— START OF DATA SHOWN —
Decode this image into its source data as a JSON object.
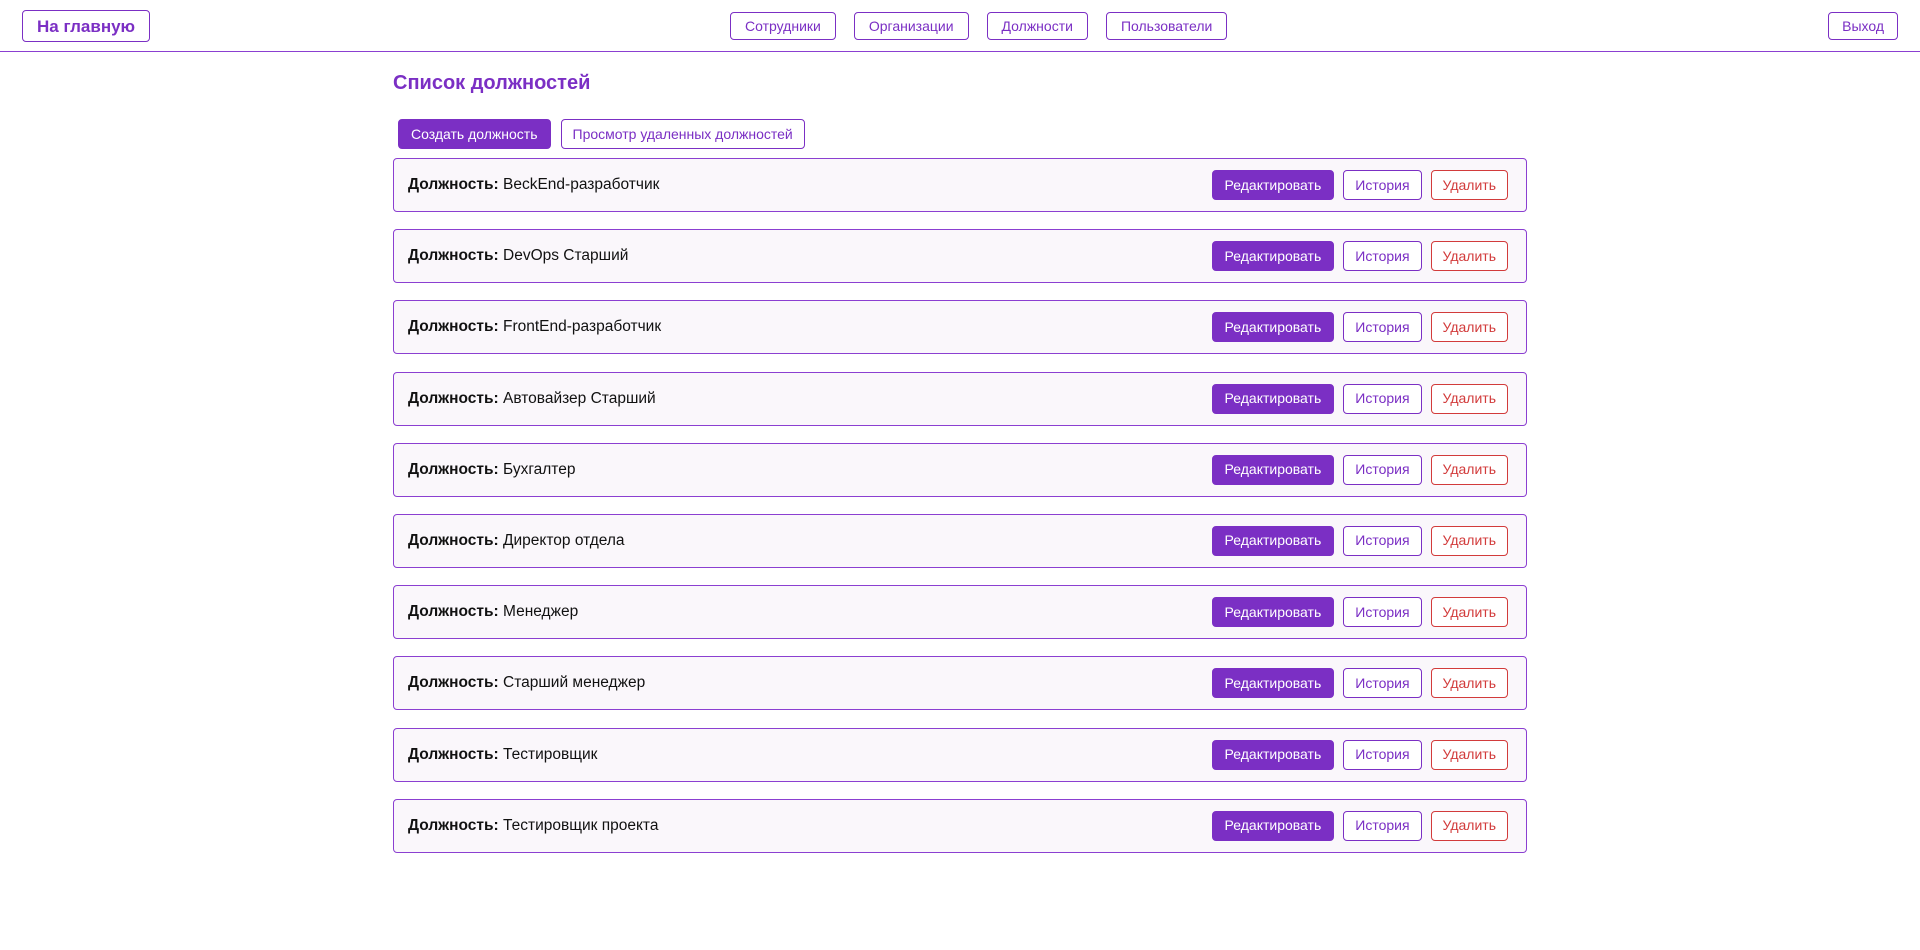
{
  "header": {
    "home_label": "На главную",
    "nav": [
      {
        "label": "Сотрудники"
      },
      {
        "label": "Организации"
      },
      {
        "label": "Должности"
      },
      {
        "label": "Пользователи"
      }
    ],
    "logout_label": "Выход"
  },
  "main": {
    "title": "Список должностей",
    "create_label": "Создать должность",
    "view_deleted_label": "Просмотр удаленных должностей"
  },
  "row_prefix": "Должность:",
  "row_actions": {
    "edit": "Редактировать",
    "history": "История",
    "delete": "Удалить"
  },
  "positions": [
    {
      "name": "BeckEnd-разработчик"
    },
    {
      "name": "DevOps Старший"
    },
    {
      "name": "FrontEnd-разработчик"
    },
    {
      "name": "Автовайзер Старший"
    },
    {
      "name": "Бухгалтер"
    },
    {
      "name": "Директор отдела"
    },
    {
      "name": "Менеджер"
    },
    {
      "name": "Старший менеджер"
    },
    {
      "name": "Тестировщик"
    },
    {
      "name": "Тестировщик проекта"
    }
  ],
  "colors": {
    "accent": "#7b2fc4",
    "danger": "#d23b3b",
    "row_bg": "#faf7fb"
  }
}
— END OF DATA SHOWN —
## YOUR TASK:
Reproduce each entry precisely, dropping only the pictures.

## SOLVED PROBLEM:
Decode this image into its source data as a JSON object.
{
  "header": {
    "home_label": "На главную",
    "nav": [
      {
        "label": "Сотрудники"
      },
      {
        "label": "Организации"
      },
      {
        "label": "Должности"
      },
      {
        "label": "Пользователи"
      }
    ],
    "logout_label": "Выход"
  },
  "main": {
    "title": "Список должностей",
    "create_label": "Создать должность",
    "view_deleted_label": "Просмотр удаленных должностей"
  },
  "row_prefix": "Должность:",
  "row_actions": {
    "edit": "Редактировать",
    "history": "История",
    "delete": "Удалить"
  },
  "positions": [
    {
      "name": "BeckEnd-разработчик"
    },
    {
      "name": "DevOps Старший"
    },
    {
      "name": "FrontEnd-разработчик"
    },
    {
      "name": "Автовайзер Старший"
    },
    {
      "name": "Бухгалтер"
    },
    {
      "name": "Директор отдела"
    },
    {
      "name": "Менеджер"
    },
    {
      "name": "Старший менеджер"
    },
    {
      "name": "Тестировщик"
    },
    {
      "name": "Тестировщик проекта"
    }
  ],
  "colors": {
    "accent": "#7b2fc4",
    "danger": "#d23b3b",
    "row_bg": "#faf7fb"
  }
}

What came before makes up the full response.